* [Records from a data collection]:
* start *

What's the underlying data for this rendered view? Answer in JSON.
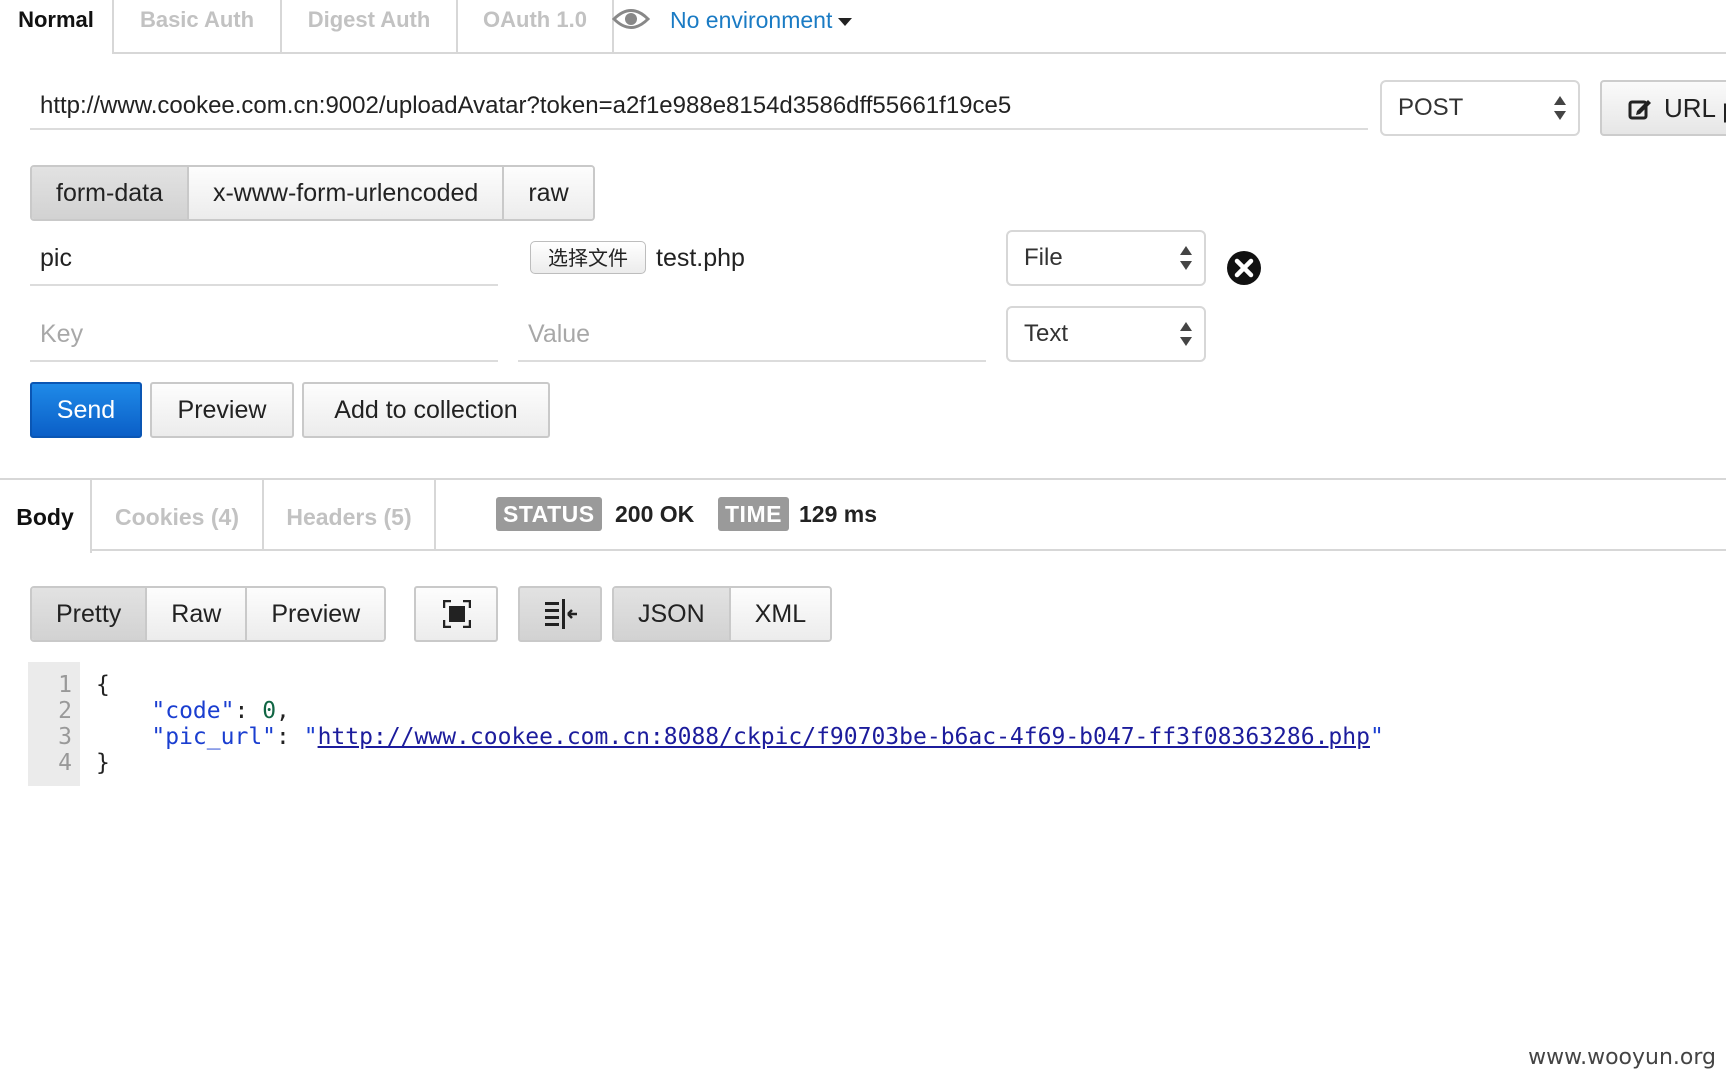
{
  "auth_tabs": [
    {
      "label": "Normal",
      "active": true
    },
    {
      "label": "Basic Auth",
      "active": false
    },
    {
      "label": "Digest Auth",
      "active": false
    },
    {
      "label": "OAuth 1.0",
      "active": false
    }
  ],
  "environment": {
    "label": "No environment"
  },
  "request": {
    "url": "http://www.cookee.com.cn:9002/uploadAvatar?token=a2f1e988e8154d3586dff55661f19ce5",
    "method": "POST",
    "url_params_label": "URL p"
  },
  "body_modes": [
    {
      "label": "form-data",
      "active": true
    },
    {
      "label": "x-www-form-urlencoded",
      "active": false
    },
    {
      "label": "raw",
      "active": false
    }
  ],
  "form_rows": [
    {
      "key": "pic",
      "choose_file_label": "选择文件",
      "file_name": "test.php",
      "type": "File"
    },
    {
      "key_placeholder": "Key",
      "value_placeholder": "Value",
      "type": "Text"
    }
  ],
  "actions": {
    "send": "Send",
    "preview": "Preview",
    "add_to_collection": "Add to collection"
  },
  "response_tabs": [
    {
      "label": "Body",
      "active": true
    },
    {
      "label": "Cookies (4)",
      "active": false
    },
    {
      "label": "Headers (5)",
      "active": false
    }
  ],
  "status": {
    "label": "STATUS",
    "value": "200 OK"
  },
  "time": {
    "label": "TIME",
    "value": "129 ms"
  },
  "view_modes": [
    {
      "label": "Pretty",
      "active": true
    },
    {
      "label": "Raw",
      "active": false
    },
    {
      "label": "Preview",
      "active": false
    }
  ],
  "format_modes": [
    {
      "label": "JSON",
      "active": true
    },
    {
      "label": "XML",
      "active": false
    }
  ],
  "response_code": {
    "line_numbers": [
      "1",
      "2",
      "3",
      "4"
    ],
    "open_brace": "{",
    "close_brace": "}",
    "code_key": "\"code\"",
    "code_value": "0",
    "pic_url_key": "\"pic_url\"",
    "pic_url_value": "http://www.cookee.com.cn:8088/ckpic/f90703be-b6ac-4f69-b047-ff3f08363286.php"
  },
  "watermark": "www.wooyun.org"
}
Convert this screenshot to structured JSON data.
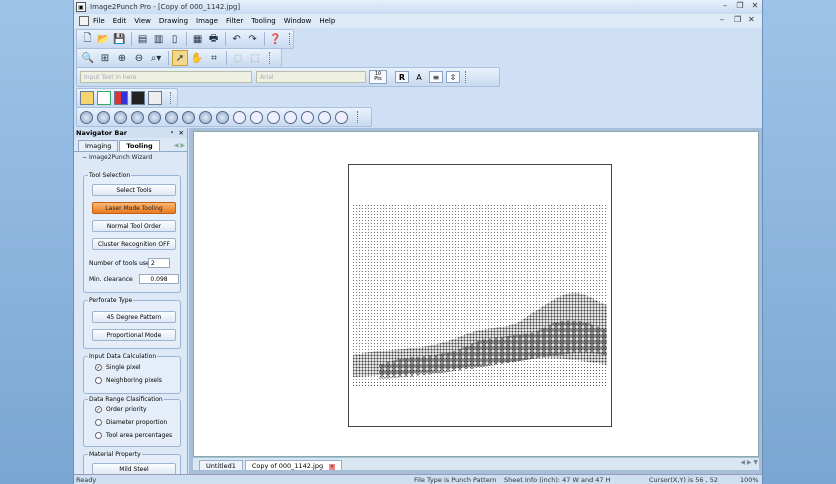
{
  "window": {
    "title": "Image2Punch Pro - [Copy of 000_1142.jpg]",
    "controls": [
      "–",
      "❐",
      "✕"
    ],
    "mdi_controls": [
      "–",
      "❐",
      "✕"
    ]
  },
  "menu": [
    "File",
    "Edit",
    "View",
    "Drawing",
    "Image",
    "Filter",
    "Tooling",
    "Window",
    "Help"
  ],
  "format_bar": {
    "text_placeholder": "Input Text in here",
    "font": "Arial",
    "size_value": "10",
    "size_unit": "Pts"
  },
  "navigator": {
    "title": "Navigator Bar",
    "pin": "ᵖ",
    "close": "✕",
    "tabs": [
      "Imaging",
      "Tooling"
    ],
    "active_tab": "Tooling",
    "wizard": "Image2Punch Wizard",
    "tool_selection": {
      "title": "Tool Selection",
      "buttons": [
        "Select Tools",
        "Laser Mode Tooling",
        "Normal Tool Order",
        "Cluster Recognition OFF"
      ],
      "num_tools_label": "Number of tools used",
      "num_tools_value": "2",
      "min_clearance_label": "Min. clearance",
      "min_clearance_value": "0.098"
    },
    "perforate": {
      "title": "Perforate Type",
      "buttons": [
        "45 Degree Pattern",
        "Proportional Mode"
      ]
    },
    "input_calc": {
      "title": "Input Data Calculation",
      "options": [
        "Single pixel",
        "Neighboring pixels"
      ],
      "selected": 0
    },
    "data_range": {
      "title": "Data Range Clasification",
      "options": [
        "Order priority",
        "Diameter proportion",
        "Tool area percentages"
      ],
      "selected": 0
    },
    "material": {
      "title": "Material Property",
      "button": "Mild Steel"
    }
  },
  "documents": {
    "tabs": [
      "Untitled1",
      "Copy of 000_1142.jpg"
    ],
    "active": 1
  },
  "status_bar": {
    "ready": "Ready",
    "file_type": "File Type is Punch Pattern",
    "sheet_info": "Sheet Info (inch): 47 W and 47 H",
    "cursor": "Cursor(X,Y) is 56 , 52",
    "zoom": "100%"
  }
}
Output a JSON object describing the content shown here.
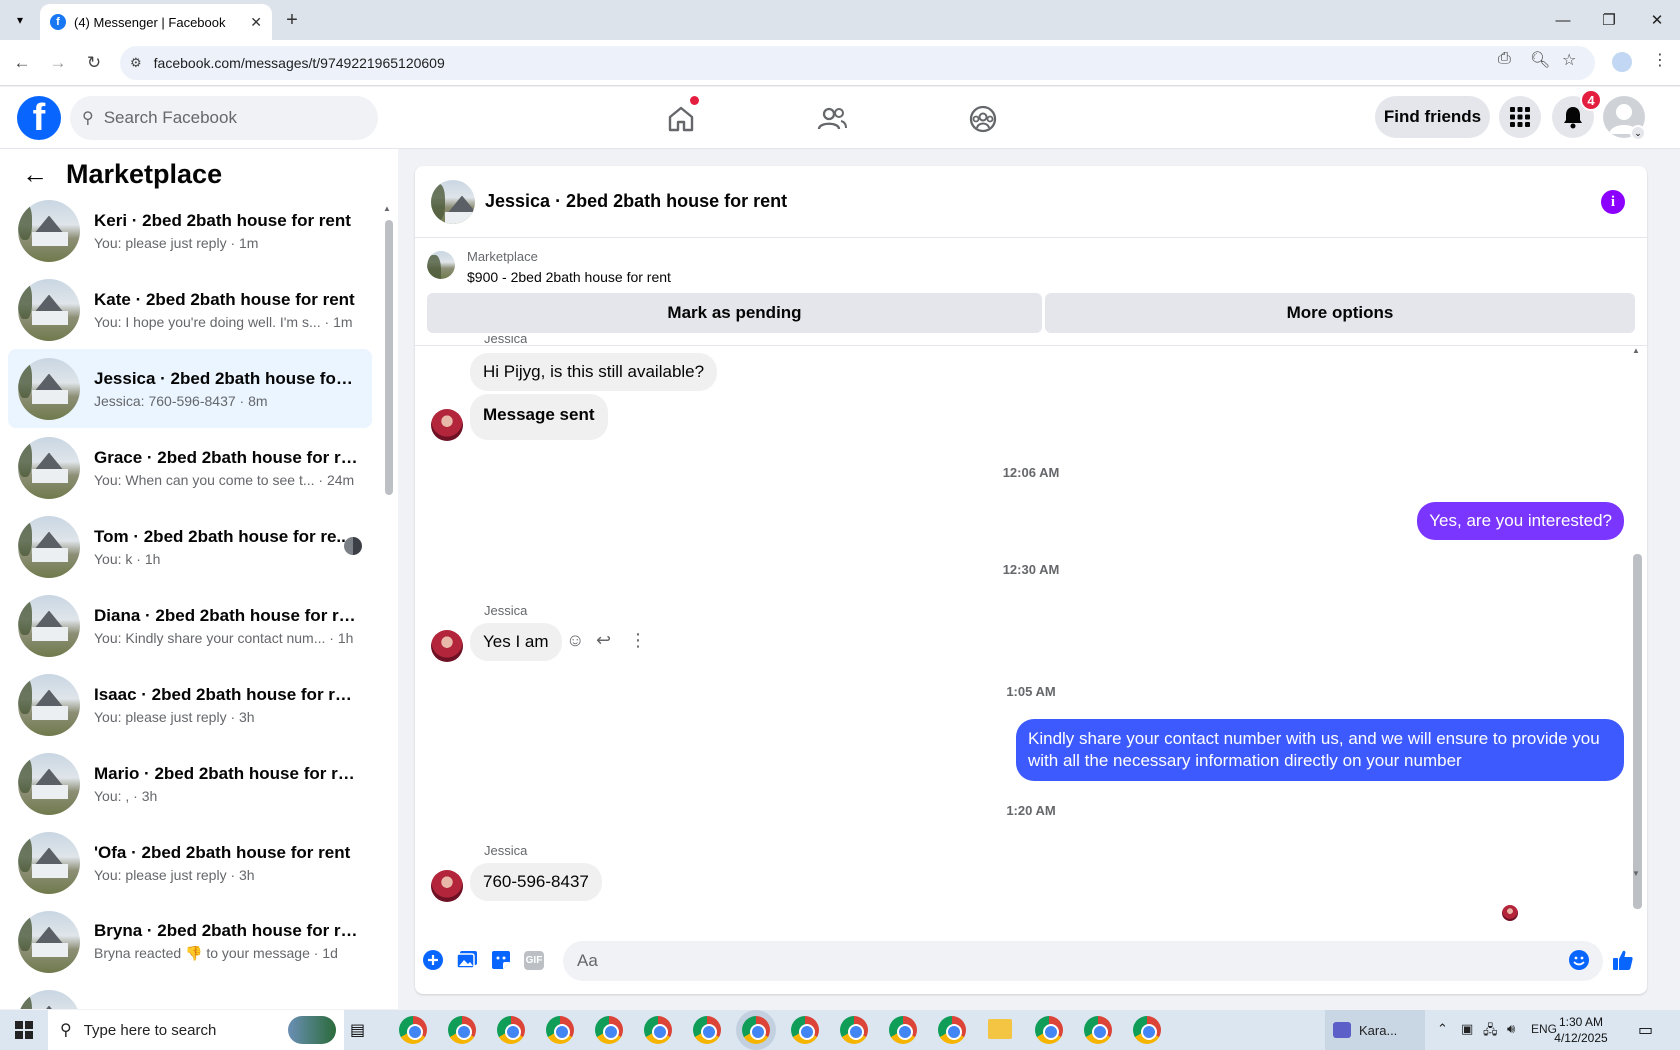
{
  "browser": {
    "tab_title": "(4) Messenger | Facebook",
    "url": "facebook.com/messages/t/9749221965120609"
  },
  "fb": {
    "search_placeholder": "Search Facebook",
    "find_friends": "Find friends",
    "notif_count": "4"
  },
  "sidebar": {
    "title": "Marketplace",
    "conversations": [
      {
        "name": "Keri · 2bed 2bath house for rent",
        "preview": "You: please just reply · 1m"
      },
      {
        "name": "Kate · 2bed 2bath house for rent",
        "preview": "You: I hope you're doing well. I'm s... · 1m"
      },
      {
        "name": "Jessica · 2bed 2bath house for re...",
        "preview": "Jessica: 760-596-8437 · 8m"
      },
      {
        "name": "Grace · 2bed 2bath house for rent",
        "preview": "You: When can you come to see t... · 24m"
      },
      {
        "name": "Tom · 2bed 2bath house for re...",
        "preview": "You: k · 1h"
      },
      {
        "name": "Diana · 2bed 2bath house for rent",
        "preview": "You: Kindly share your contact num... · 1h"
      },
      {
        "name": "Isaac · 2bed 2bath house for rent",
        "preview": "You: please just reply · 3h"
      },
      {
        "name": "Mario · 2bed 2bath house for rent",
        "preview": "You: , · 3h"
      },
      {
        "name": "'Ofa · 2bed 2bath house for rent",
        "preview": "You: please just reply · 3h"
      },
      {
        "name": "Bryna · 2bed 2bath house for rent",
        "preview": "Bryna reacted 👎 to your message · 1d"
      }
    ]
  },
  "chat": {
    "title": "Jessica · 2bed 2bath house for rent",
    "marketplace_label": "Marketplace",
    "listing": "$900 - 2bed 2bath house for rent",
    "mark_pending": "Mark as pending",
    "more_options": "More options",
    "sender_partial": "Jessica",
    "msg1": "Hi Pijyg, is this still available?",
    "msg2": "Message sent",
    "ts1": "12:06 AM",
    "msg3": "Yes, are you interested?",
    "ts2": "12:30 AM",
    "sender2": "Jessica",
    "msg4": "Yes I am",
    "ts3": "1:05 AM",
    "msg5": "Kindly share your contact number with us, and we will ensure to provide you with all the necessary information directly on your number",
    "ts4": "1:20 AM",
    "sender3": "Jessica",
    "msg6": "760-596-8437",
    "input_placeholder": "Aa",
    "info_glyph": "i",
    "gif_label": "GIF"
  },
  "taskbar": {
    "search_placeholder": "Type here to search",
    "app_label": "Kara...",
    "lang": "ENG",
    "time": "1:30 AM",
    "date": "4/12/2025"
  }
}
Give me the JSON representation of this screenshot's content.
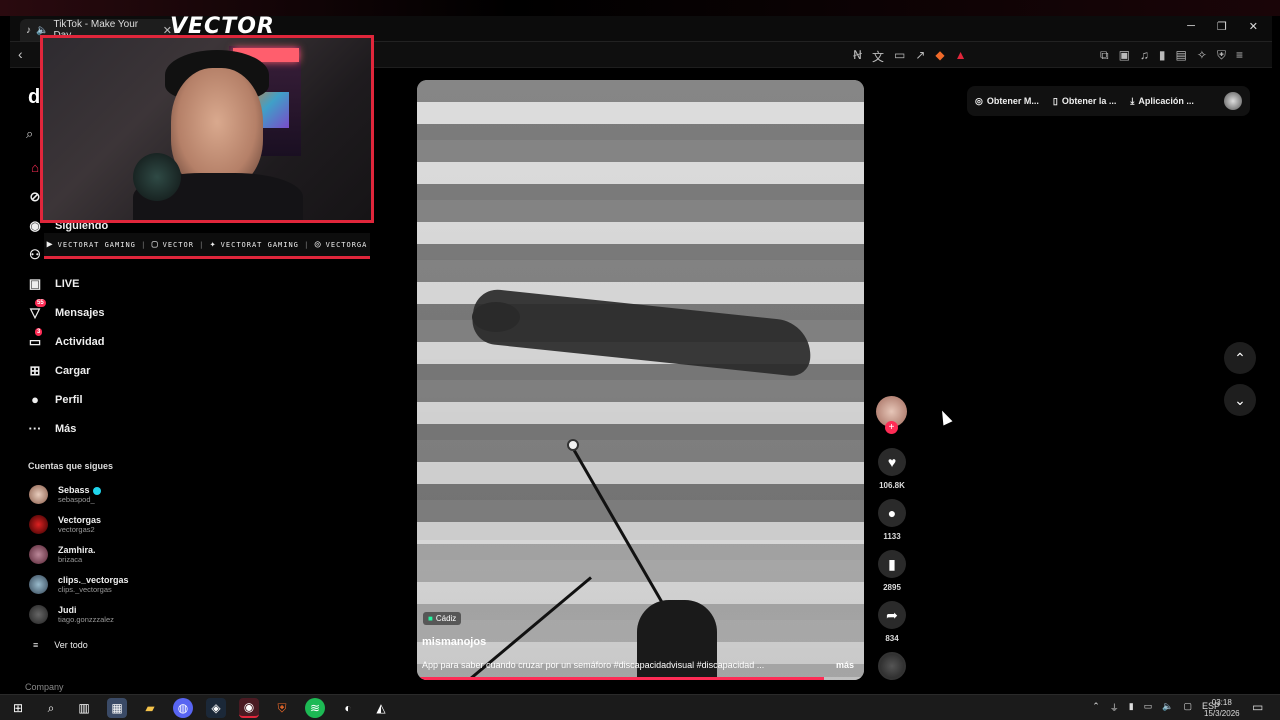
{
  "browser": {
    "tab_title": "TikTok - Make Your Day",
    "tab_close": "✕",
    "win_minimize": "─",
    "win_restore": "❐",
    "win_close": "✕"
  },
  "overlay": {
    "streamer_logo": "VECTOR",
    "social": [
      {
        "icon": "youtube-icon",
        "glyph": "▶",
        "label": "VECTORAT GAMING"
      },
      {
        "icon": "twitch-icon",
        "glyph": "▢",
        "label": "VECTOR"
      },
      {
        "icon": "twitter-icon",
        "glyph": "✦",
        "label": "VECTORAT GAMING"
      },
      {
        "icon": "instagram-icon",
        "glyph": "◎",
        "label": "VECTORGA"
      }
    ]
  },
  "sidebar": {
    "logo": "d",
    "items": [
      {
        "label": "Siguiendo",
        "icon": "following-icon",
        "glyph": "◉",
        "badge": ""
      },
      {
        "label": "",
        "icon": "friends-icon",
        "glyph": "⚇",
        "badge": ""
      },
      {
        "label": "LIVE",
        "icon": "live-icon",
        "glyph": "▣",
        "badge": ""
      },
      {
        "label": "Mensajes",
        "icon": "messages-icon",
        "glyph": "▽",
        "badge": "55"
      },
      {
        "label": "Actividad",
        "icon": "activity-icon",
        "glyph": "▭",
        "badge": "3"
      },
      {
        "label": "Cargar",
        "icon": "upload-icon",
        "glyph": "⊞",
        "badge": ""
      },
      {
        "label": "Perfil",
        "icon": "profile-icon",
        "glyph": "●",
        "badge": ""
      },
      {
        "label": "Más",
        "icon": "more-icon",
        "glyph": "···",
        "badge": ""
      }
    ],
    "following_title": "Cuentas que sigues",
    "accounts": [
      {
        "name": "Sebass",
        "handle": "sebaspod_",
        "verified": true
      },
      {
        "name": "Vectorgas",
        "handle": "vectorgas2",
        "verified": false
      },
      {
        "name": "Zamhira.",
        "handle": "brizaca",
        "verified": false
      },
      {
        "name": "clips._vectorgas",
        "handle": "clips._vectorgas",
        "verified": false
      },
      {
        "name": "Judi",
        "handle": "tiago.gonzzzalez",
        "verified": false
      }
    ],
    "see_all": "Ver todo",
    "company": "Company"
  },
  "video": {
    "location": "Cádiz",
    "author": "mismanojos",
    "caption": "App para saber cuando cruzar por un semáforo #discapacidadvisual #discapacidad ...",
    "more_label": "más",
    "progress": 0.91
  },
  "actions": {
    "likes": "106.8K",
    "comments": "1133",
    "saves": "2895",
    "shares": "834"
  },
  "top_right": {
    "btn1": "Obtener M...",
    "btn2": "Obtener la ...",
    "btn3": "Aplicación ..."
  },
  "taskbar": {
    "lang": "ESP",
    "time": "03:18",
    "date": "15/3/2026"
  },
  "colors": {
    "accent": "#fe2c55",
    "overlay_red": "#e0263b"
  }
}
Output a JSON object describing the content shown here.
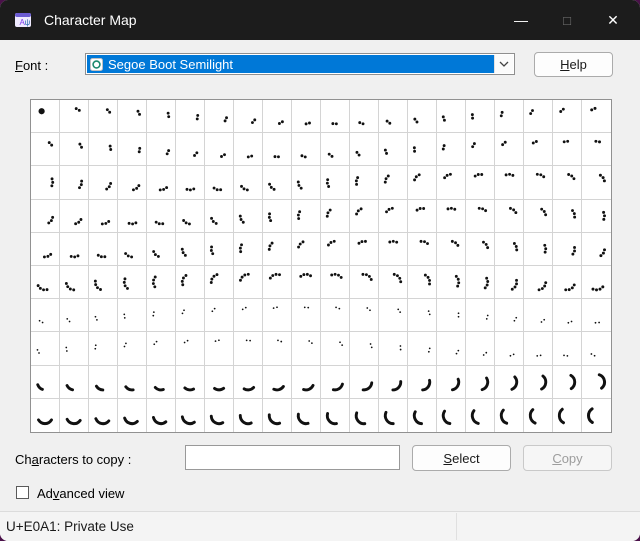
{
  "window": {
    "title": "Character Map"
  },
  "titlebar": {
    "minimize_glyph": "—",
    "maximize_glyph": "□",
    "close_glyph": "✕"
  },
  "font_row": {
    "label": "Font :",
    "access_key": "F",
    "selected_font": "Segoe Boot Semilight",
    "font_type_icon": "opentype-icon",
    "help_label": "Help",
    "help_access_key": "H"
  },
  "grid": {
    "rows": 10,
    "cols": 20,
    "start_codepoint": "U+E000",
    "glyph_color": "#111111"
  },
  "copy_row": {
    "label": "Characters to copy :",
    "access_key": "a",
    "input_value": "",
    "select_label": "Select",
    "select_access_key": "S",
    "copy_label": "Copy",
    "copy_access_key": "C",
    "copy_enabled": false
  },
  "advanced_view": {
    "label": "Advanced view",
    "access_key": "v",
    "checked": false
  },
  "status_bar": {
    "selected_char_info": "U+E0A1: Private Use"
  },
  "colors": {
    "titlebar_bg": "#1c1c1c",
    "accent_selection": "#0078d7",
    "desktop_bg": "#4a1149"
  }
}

* end *

* [Task goal]: Copy out every line in the entries above that holds "contact".

* [Result of the exercise]:
        "preview": "You: Kindly share your contact num... · 1h"
    "msg5": "Kindly share your contact number with us, and we will ensure to provide you with all the necessary information directly on your number",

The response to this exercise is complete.